■ Material to process ■
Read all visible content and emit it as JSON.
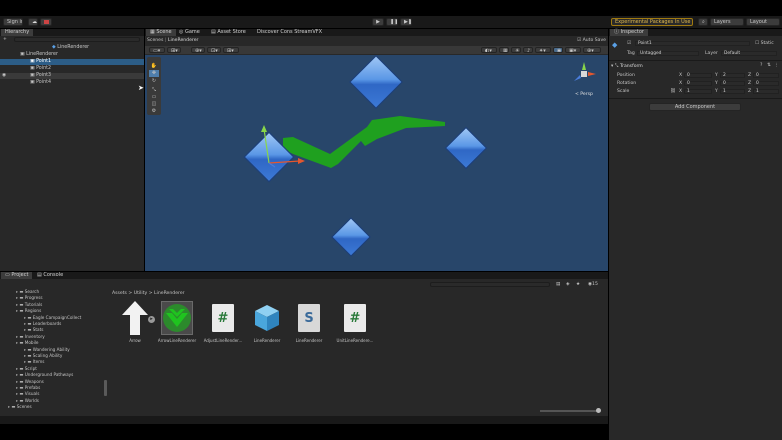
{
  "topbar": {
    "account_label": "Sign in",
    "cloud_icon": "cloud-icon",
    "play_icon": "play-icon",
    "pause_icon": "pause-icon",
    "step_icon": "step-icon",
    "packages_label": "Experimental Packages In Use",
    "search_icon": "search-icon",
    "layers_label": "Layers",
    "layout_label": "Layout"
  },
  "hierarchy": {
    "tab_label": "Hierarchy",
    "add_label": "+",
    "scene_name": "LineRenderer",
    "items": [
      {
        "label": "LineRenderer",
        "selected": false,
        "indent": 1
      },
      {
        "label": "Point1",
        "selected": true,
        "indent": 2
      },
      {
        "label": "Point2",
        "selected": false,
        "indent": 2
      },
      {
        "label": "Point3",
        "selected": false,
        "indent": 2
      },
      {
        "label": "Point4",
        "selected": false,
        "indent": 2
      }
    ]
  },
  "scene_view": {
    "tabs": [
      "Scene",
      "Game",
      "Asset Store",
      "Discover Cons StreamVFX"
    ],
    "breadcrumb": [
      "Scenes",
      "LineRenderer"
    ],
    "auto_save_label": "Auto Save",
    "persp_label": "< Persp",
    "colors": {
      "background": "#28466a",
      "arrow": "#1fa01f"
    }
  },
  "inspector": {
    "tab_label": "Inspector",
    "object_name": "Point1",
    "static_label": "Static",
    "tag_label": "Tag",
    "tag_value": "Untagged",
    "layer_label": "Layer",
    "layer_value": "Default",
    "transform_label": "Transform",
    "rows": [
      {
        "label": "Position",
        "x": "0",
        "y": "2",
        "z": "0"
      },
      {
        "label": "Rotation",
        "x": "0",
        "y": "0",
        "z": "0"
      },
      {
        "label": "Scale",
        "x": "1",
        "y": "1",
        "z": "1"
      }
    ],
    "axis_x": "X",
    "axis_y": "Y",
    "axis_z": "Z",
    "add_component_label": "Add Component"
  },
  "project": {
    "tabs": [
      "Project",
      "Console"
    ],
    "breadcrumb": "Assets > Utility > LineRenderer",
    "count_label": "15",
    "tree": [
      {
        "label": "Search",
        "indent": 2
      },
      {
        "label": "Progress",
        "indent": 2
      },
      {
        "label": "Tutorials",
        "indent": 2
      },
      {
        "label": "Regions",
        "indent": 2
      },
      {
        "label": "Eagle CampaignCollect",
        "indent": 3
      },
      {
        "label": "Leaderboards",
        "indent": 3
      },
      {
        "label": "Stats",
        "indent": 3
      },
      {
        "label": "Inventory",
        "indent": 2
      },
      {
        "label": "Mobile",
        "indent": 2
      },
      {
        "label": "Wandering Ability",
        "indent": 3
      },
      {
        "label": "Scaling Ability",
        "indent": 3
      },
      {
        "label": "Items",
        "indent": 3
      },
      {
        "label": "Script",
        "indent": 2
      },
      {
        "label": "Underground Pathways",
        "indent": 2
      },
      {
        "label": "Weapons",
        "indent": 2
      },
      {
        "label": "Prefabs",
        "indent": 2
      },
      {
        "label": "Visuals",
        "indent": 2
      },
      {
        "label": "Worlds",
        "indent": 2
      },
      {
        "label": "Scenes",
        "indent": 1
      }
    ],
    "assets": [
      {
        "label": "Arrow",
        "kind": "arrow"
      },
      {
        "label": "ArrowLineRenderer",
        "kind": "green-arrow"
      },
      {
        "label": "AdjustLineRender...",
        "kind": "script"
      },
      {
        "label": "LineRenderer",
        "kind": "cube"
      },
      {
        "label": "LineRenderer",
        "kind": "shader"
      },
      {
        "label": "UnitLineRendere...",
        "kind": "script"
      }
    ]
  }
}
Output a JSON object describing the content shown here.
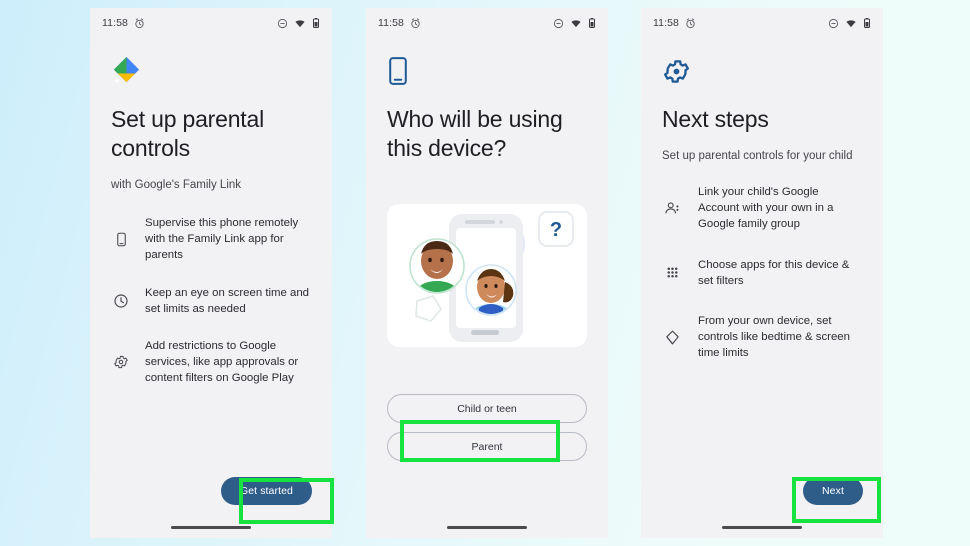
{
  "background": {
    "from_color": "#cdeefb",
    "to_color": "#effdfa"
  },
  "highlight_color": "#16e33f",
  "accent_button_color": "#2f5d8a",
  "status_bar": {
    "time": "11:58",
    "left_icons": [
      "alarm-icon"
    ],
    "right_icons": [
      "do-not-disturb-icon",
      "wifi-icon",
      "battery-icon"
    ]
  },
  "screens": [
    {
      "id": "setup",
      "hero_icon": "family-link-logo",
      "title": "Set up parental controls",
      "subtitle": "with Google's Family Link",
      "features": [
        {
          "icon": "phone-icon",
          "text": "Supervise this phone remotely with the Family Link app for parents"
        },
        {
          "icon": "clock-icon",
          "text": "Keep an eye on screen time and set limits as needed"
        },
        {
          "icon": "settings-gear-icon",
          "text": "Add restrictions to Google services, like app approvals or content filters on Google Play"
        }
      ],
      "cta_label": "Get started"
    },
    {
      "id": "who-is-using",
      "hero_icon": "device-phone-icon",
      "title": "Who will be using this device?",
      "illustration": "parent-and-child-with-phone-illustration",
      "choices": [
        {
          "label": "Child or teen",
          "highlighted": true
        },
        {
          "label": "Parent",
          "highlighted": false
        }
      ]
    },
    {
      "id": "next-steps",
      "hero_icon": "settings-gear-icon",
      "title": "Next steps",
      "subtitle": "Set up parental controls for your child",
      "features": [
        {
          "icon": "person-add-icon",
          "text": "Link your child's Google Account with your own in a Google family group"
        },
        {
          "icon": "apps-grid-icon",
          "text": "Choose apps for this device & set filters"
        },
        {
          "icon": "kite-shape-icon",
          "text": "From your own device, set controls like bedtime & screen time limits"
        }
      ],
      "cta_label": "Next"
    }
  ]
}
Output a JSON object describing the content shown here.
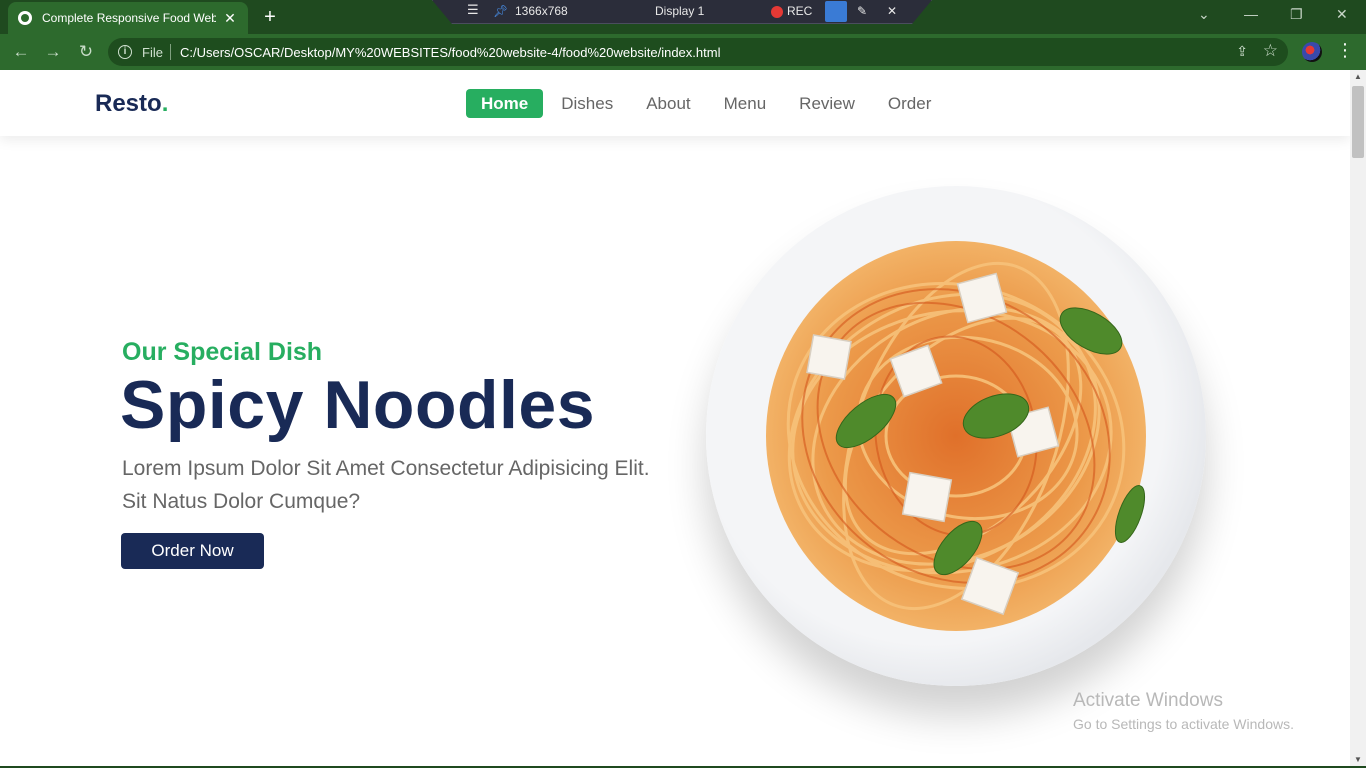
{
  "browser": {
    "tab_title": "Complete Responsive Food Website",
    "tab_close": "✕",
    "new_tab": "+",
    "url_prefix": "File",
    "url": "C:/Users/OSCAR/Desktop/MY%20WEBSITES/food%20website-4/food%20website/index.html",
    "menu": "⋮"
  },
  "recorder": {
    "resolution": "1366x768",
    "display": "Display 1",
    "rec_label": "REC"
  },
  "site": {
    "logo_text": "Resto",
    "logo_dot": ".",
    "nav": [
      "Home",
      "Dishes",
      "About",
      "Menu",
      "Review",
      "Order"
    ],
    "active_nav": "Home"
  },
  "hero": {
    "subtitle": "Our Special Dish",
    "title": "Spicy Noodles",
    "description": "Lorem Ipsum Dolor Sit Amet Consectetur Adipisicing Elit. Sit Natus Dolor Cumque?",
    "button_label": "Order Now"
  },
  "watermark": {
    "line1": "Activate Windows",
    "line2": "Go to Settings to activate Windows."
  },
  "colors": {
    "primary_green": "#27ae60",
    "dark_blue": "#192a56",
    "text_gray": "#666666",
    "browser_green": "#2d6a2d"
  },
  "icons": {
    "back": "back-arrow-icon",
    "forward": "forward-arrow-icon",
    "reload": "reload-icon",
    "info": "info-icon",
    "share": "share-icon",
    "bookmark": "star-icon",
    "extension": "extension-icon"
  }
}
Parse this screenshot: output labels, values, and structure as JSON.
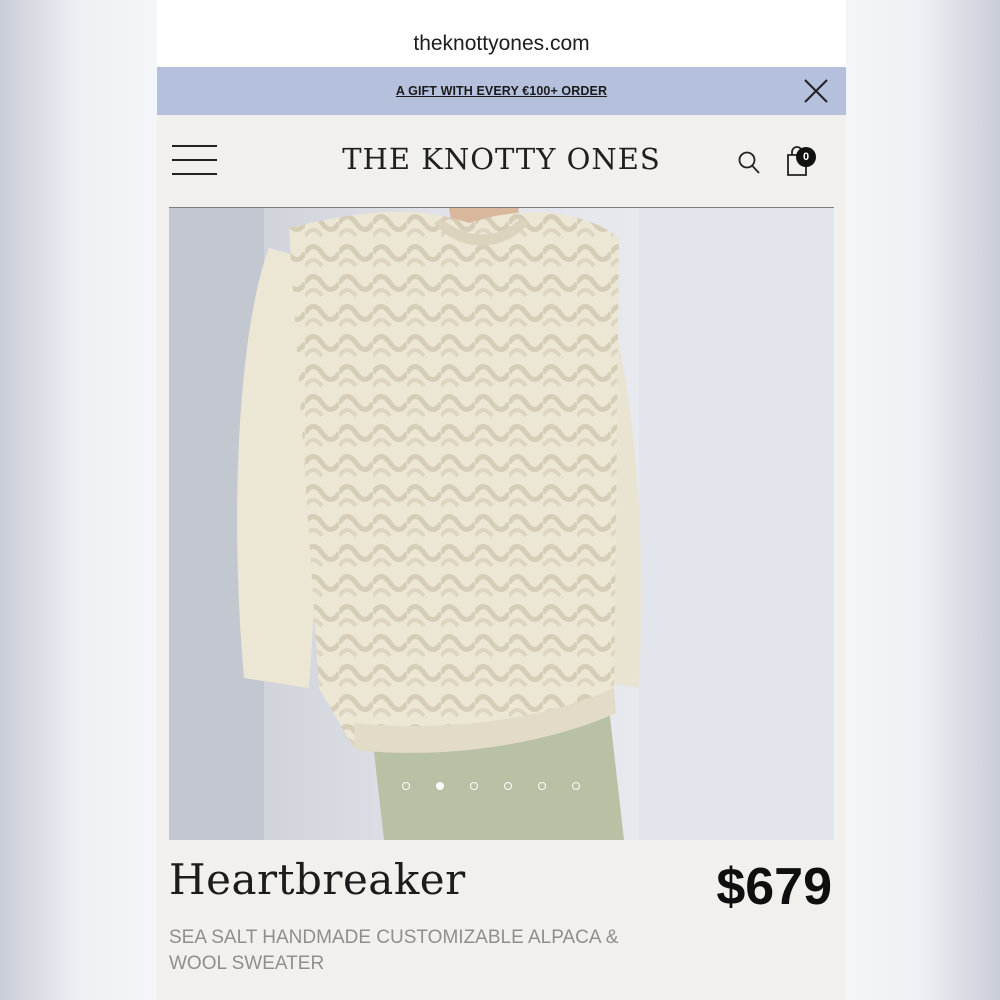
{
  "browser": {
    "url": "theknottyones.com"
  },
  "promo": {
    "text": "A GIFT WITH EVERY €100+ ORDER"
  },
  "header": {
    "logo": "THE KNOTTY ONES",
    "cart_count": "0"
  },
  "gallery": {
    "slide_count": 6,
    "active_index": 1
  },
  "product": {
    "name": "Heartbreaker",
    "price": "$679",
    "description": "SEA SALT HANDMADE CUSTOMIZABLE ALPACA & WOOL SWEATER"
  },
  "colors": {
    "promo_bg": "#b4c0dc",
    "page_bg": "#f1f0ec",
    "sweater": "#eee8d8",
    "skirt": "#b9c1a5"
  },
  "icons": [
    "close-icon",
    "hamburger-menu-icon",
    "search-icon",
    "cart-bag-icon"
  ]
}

■ What to work on ■
Counting only lines of the data above that hold "kind", report the total and nothing else.

■ Complete output ■
6